Begin MATERIAL PROVIDED

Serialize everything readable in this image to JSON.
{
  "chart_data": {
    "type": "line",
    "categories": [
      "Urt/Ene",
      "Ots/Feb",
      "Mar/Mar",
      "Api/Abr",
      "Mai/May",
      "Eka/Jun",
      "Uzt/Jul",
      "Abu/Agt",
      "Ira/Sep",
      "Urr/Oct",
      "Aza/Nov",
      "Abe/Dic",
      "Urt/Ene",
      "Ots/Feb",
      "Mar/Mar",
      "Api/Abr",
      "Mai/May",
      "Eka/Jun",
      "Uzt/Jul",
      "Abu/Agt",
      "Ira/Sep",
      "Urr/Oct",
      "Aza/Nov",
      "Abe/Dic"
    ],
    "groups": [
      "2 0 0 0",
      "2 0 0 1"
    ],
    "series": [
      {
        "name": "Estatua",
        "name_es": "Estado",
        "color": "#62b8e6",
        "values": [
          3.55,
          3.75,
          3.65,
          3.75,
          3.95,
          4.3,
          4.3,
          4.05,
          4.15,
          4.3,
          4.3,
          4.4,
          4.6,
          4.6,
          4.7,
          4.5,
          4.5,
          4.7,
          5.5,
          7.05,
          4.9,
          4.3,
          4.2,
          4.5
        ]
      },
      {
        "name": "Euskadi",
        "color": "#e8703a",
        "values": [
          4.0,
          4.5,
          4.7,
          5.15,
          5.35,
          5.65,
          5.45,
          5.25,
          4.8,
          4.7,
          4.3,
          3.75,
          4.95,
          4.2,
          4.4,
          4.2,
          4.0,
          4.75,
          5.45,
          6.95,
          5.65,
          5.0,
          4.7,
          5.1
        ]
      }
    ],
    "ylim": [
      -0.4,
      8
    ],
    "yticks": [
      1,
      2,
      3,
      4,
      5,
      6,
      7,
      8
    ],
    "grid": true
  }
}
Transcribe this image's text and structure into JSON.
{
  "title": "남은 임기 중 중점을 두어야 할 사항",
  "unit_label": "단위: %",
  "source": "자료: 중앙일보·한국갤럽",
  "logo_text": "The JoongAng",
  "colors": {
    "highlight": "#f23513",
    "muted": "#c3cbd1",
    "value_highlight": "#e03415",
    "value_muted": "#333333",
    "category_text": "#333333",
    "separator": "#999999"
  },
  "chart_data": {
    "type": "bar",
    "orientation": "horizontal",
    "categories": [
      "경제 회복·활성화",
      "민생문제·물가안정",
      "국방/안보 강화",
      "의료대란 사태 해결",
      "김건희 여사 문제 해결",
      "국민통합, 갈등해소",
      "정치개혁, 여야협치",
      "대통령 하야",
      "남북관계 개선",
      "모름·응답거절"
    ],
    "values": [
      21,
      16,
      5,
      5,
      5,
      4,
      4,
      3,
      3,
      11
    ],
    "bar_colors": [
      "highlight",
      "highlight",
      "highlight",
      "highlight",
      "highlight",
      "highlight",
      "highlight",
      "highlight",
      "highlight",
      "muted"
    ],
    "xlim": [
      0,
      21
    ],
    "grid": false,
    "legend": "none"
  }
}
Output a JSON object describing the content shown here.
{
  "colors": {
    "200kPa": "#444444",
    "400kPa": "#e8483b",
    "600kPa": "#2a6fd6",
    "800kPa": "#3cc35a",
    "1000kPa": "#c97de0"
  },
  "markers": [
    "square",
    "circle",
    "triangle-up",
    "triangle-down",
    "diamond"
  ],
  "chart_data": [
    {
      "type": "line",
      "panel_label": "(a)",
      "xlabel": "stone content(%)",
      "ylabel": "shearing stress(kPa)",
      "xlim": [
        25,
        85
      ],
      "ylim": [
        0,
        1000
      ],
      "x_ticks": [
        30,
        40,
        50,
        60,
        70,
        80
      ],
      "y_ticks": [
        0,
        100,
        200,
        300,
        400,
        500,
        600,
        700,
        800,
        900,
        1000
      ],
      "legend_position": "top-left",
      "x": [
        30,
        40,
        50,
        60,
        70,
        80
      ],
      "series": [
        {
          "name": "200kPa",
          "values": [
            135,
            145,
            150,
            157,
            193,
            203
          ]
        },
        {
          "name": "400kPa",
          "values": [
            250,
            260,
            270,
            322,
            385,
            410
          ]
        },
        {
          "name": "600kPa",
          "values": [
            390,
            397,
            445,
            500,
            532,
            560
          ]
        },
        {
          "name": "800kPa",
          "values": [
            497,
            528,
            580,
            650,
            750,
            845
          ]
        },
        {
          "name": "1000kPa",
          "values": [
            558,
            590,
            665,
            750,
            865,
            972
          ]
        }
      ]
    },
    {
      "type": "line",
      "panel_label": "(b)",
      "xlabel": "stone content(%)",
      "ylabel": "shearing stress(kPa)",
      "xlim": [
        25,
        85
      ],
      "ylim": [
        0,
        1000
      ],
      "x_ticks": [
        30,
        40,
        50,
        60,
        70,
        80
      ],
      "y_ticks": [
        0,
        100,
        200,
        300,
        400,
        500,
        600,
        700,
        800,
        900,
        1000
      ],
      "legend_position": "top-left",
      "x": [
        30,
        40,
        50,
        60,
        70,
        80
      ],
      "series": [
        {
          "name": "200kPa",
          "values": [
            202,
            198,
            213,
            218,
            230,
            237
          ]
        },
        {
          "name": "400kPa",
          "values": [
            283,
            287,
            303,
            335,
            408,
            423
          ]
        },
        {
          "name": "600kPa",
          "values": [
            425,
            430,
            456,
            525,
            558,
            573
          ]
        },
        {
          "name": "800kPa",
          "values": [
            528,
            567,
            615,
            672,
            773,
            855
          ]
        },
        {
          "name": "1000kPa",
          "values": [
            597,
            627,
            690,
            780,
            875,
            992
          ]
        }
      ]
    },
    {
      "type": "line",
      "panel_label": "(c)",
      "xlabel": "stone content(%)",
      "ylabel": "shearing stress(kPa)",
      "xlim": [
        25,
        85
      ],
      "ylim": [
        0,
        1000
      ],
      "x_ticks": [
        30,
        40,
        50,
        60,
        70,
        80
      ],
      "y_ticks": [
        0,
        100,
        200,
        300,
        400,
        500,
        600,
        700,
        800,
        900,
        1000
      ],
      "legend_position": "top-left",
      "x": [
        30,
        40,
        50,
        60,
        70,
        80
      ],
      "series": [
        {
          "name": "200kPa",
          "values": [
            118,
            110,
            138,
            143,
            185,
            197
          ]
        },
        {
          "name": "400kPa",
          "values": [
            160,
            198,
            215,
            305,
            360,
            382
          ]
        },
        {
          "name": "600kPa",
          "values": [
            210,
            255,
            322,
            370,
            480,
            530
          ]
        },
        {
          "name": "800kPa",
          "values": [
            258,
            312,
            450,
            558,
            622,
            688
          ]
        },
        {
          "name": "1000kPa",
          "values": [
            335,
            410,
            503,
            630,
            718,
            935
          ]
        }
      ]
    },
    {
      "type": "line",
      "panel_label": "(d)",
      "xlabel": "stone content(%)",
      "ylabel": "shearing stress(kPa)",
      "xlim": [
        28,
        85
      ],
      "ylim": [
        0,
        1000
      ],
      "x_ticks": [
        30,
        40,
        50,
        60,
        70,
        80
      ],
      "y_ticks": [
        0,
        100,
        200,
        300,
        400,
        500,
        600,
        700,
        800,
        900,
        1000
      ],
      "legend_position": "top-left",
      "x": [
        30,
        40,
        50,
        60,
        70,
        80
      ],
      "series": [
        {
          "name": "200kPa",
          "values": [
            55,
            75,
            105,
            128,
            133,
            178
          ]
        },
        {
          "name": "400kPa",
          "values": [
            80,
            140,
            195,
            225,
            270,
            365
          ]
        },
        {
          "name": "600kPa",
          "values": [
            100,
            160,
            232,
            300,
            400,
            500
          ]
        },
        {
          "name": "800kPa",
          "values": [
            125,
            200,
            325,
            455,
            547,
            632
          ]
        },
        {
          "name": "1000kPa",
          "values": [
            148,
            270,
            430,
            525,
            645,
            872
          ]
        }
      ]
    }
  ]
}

End MATERIAL PROVIDED

Reply with only the number of lines in the entries that contain the word "this".

2